→ **Exercise**
Would you output the whole listing below, exactly as it reads?

[Dataset entries]
————

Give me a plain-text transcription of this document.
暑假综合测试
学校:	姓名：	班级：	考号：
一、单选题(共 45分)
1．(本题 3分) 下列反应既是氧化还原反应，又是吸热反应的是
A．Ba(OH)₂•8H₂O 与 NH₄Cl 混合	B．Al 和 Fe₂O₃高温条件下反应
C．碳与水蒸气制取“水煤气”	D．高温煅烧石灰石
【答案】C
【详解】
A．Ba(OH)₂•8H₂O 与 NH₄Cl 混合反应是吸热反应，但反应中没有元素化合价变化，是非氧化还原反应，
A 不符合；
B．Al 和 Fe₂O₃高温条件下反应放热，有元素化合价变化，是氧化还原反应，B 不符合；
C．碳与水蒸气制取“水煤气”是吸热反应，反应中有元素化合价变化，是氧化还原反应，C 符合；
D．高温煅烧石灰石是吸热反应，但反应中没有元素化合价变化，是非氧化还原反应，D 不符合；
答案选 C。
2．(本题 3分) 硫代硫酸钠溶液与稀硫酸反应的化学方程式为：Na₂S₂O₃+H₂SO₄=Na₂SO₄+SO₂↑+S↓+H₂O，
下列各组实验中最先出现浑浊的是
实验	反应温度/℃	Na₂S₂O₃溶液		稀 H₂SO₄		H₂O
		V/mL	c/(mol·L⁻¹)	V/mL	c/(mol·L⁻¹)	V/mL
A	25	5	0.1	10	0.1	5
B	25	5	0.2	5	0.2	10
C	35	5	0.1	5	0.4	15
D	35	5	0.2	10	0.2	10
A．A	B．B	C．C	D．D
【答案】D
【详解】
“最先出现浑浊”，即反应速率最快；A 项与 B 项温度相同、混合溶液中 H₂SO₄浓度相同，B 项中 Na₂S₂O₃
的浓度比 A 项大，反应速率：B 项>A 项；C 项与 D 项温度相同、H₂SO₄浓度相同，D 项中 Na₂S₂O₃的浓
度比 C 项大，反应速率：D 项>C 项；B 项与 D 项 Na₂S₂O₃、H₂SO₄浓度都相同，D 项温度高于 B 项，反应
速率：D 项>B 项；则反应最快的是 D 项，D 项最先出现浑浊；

————

→ **Reply to the exercise**
Give me a plain-text transcription of this document.
暑假综合测试
学校:	姓名：	班级：	考号：
一、单选题(共 45分)
1．(本题 3分) 下列反应既是氧化还原反应，又是吸热反应的是
A．Ba(OH)₂•8H₂O 与 NH₄Cl 混合	B．Al 和 Fe₂O₃高温条件下反应
C．碳与水蒸气制取“水煤气”	D．高温煅烧石灰石
【答案】C
【详解】
A．Ba(OH)₂•8H₂O 与 NH₄Cl 混合反应是吸热反应，但反应中没有元素化合价变化，是非氧化还原反应，
A 不符合；
B．Al 和 Fe₂O₃高温条件下反应放热，有元素化合价变化，是氧化还原反应，B 不符合；
C．碳与水蒸气制取“水煤气”是吸热反应，反应中有元素化合价变化，是氧化还原反应，C 符合；
D．高温煅烧石灰石是吸热反应，但反应中没有元素化合价变化，是非氧化还原反应，D 不符合；
答案选 C。
2．(本题 3分) 硫代硫酸钠溶液与稀硫酸反应的化学方程式为：Na₂S₂O₃+H₂SO₄=Na₂SO₄+SO₂↑+S↓+H₂O，
下列各组实验中最先出现浑浊的是
实验	反应温度/℃	Na₂S₂O₃溶液		稀 H₂SO₄		H₂O
		V/mL	c/(mol·L⁻¹)	V/mL	c/(mol·L⁻¹)	V/mL
A	25	5	0.1	10	0.1	5
B	25	5	0.2	5	0.2	10
C	35	5	0.1	5	0.4	15
D	35	5	0.2	10	0.2	10
A．A	B．B	C．C	D．D
【答案】D
【详解】
“最先出现浑浊”，即反应速率最快；A 项与 B 项温度相同、混合溶液中 H₂SO₄浓度相同，B 项中 Na₂S₂O₃
的浓度比 A 项大，反应速率：B 项>A 项；C 项与 D 项温度相同、H₂SO₄浓度相同，D 项中 Na₂S₂O₃的浓
度比 C 项大，反应速率：D 项>C 项；B 项与 D 项 Na₂S₂O₃、H₂SO₄浓度都相同，D 项温度高于 B 项，反应
速率：D 项>B 项；则反应最快的是 D 项，D 项最先出现浑浊；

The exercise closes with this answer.